▶ [Set task] Output the material exactly, but drop every image it holds.

::: Information supplied

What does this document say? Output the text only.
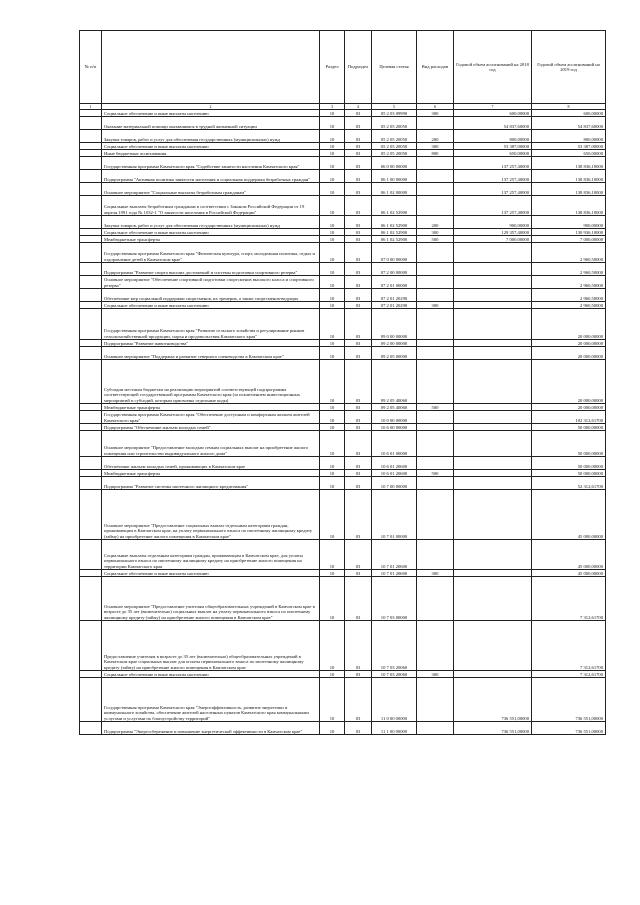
№ п/п		Раздел	Подраздел	Целевая статья	Вид расходов	Годовой объем ассигнований на 2018 год	Годовой объем ассигнований на 2019 год
1	2	3	4	5	6	7	8
	Социальное обеспечение и иные выплаты населению	10	03	05 2 03 09990	300	600,00000	600,00000
	Оказание материальной помощи оказавшимся в трудной жизненной ситуации	10	03	05 2 05 20050		54 837,60000	54 837,60000
	Закупка товаров, работ и услуг для обеспечения государственных (муниципальных) нужд	10	03	05 2 05 20050	200	800,00000	800,00000
	Социальное обеспечение и иные выплаты населению	10	03	05 2 05 20050	300	53 387,00000	53 387,00000
	Иные бюджетные ассигнования	10	03	05 2 05 20050	800	650,00000	650,00000
	Государственная программа Камчатского края "Содействие занятости населения Камчатского края"	10	03	06 0 00 00000		137 257,40000	138 836,10000
	Подпрограмма "Активная политика занятости населения и социальная поддержка безработных граждан"	10	03	06 1 00 00000		137 257,40000	138 836,10000
	Основное мероприятие "Социальные выплаты безработным гражданам"	10	03	06 1 02 00000		137 257,40000	138 836,10000
	Социальные выплаты безработным гражданам в соответствии с Законом Российской Федерации от 19 апреля 1991 года № 1032-1 "О занятости населения в Российской Федерации"	10	03	06 1 02 52900		137 257,40000	138 836,10000
	Закупка товаров, работ и услуг для обеспечения государственных (муниципальных) нужд	10	03	06 1 02 52900	200	900,00000	900,00000
	Социальное обеспечение и иные выплаты населению	10	03	06 1 02 52900	300	129 357,40000	130 936,10000
	Межбюджетные трансферты	10	03	06 1 02 52900	500	7 000,00000	7 000,00000
	Государственная программа Камчатского края "Физическая культура, спорт, молодежная политика, отдых и оздоровление детей в Камчатском крае"	10	03	07 0 00 00000			2 960,50000
	Подпрограмма "Развитие спорта высших достижений и системы подготовки спортивного резерва"	10	03	07 2 00 00000			2 960,50000
	Основное мероприятие "Обеспечение спортивной подготовки спортсменов высокого класса и спортивного резерва"	10	03	07 2 01 00000			2 960,50000
	Обеспечение мер социальной поддержки спортсменов, их тренеров, а также спортсменов-ведущих	10	03	07 2 01 20290			2 960,50000
	Социальное обеспечение и иные выплаты населению	10	03	07 2 01 20290	300		2 960,50000
	Государственная программа Камчатского края "Развитие сельского хозяйства и регулирование рынков сельскохозяйственной продукции, сырья и продовольствия Камчатского края"	10	03	09 0 00 00000			20 000,00000
	Подпрограмма "Развитие животноводства"	10	03	09 2 00 00000			20 000,00000
	Основное мероприятие "Поддержка и развитие северного оленеводства в Камчатском крае"	10	03	09 2 05 00000			20 000,00000
	Субсидии местным бюджетам на реализацию мероприятий соответствующей подпрограммы соответствующей государственной программы Камчатского края (за исключением инвестиционных мероприятий и субсидий, которым присвоены отдельные коды)	10	03	09 2 05 40060			20 000,00000
	Межбюджетные трансферты	10	03	09 2 05 40060	500		20 000,00000
	Государственная программа Камчатского края "Обеспечение доступным и комфортным жильем жителей Камчатского края"	10	03	10 0 00 00000			102 312,61700
	Подпрограмма "Обеспечение жильем молодых семей"	10	03	10 6 00 00000			50 000,00000
	Основное мероприятие "Предоставление молодым семьям социальных выплат на приобретение жилого помещения или строительство индивидуального жилого дома"	10	03	10 6 01 00000			50 000,00000
	Обеспечение жильем молодых семей, проживающих в Камчатском крае	10	03	10 6 01 20600			50 000,00000
	Межбюджетные трансферты	10	03	10 6 01 20600	500		50 000,00000
	Подпрограмма "Развитие системы ипотечного жилищного кредитования"	10	03	10 7 00 00000			52 312,61700
	Основное мероприятие "Предоставление социальных выплат отдельным категориям граждан, проживающим в Камчатском крае, на уплату первоначального взноса по ипотечному жилищному кредиту (займу) на приобретение жилого помещения в Камчатском крае"	10	03	10 7 01 00000			45 000,00000
	Социальные выплаты отдельным категориям граждан, проживающим в Камчатском крае, для уплаты первоначального взноса по ипотечному жилищному кредиту на приобретение жилого помещения на территории Камчатского края	10	03	10 7 01 20600			45 000,00000
	Социальное обеспечение и иные выплаты населению	10	03	10 7 01 20600	300		45 000,00000
	Основное мероприятие "Предоставление учителям общеобразовательных учреждений в Камчатском крае в возрасте до 35 лет (включительно) социальных выплат на уплату первоначального взноса по ипотечному жилищному кредиту (займу) на приобретение жилого помещения в Камчатском крае"	10	03	10 7 03 00000			7 312,61700
	Предоставление учителям в возрасте до 35 лет (включительно) общеобразовательных учреждений в Камчатском крае социальных выплат для оплаты первоначального взноса по ипотечному жилищному кредиту (займу) на приобретение жилого помещения в Камчатском крае	10	03	10 7 03 20060			7 312,61700
	Социальное обеспечение и иные выплаты населению	10	03	10 7 03 20060	300		7 312,61700
	Государственная программа Камчатского края "Энергоэффективность, развитие энергетики и коммунального хозяйства, обеспечение жителей населенных пунктов Камчатского края коммунальными услугами и услугами по благоустройству территорий"	10	03	11 0 00 00000		736 551,00000	736 551,00000
	Подпрограмма "Энергосбережение и повышение энергетической эффективности в Камчатском крае"	10	03	11 1 00 00000		736 551,00000	736 551,00000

::::::

▶ [The reply]
What does this document say? Output the text only.
№ п/п		Раздел	Подраздел	Целевая статья	Вид расходов	Годовой объем ассигнований на 2018 год	Годовой объем ассигнований на 2019 год
1	2	3	4	5	6	7	8
	Социальное обеспечение и иные выплаты населению	10	03	05 2 03 09990	300	600,00000	600,00000
	Оказание материальной помощи оказавшимся в трудной жизненной ситуации	10	03	05 2 05 20050		54 837,60000	54 837,60000
	Закупка товаров, работ и услуг для обеспечения государственных (муниципальных) нужд	10	03	05 2 05 20050	200	800,00000	800,00000
	Социальное обеспечение и иные выплаты населению	10	03	05 2 05 20050	300	53 387,00000	53 387,00000
	Иные бюджетные ассигнования	10	03	05 2 05 20050	800	650,00000	650,00000
	Государственная программа Камчатского края "Содействие занятости населения Камчатского края"	10	03	06 0 00 00000		137 257,40000	138 836,10000
	Подпрограмма "Активная политика занятости населения и социальная поддержка безработных граждан"	10	03	06 1 00 00000		137 257,40000	138 836,10000
	Основное мероприятие "Социальные выплаты безработным гражданам"	10	03	06 1 02 00000		137 257,40000	138 836,10000
	Социальные выплаты безработным гражданам в соответствии с Законом Российской Федерации от 19 апреля 1991 года № 1032-1 "О занятости населения в Российской Федерации"	10	03	06 1 02 52900		137 257,40000	138 836,10000
	Закупка товаров, работ и услуг для обеспечения государственных (муниципальных) нужд	10	03	06 1 02 52900	200	900,00000	900,00000
	Социальное обеспечение и иные выплаты населению	10	03	06 1 02 52900	300	129 357,40000	130 936,10000
	Межбюджетные трансферты	10	03	06 1 02 52900	500	7 000,00000	7 000,00000
	Государственная программа Камчатского края "Физическая культура, спорт, молодежная политика, отдых и оздоровление детей в Камчатском крае"	10	03	07 0 00 00000			2 960,50000
	Подпрограмма "Развитие спорта высших достижений и системы подготовки спортивного резерва"	10	03	07 2 00 00000			2 960,50000
	Основное мероприятие "Обеспечение спортивной подготовки спортсменов высокого класса и спортивного резерва"	10	03	07 2 01 00000			2 960,50000
	Обеспечение мер социальной поддержки спортсменов, их тренеров, а также спортсменов-ведущих	10	03	07 2 01 20290			2 960,50000
	Социальное обеспечение и иные выплаты населению	10	03	07 2 01 20290	300		2 960,50000
	Государственная программа Камчатского края "Развитие сельского хозяйства и регулирование рынков сельскохозяйственной продукции, сырья и продовольствия Камчатского края"	10	03	09 0 00 00000			20 000,00000
	Подпрограмма "Развитие животноводства"	10	03	09 2 00 00000			20 000,00000
	Основное мероприятие "Поддержка и развитие северного оленеводства в Камчатском крае"	10	03	09 2 05 00000			20 000,00000
	Субсидии местным бюджетам на реализацию мероприятий соответствующей подпрограммы соответствующей государственной программы Камчатского края (за исключением инвестиционных мероприятий и субсидий, которым присвоены отдельные коды)	10	03	09 2 05 40060			20 000,00000
	Межбюджетные трансферты	10	03	09 2 05 40060	500		20 000,00000
	Государственная программа Камчатского края "Обеспечение доступным и комфортным жильем жителей Камчатского края"	10	03	10 0 00 00000			102 312,61700
	Подпрограмма "Обеспечение жильем молодых семей"	10	03	10 6 00 00000			50 000,00000
	Основное мероприятие "Предоставление молодым семьям социальных выплат на приобретение жилого помещения или строительство индивидуального жилого дома"	10	03	10 6 01 00000			50 000,00000
	Обеспечение жильем молодых семей, проживающих в Камчатском крае	10	03	10 6 01 20600			50 000,00000
	Межбюджетные трансферты	10	03	10 6 01 20600	500		50 000,00000
	Подпрограмма "Развитие системы ипотечного жилищного кредитования"	10	03	10 7 00 00000			52 312,61700
	Основное мероприятие "Предоставление социальных выплат отдельным категориям граждан, проживающим в Камчатском крае, на уплату первоначального взноса по ипотечному жилищному кредиту (займу) на приобретение жилого помещения в Камчатском крае"	10	03	10 7 01 00000			45 000,00000
	Социальные выплаты отдельным категориям граждан, проживающим в Камчатском крае, для уплаты первоначального взноса по ипотечному жилищному кредиту на приобретение жилого помещения на территории Камчатского края	10	03	10 7 01 20600			45 000,00000
	Социальное обеспечение и иные выплаты населению	10	03	10 7 01 20600	300		45 000,00000
	Основное мероприятие "Предоставление учителям общеобразовательных учреждений в Камчатском крае в возрасте до 35 лет (включительно) социальных выплат на уплату первоначального взноса по ипотечному жилищному кредиту (займу) на приобретение жилого помещения в Камчатском крае"	10	03	10 7 03 00000			7 312,61700
	Предоставление учителям в возрасте до 35 лет (включительно) общеобразовательных учреждений в Камчатском крае социальных выплат для оплаты первоначального взноса по ипотечному жилищному кредиту (займу) на приобретение жилого помещения в Камчатском крае	10	03	10 7 03 20060			7 312,61700
	Социальное обеспечение и иные выплаты населению	10	03	10 7 03 20060	300		7 312,61700
	Государственная программа Камчатского края "Энергоэффективность, развитие энергетики и коммунального хозяйства, обеспечение жителей населенных пунктов Камчатского края коммунальными услугами и услугами по благоустройству территорий"	10	03	11 0 00 00000		736 551,00000	736 551,00000
	Подпрограмма "Энергосбережение и повышение энергетической эффективности в Камчатском крае"	10	03	11 1 00 00000		736 551,00000	736 551,00000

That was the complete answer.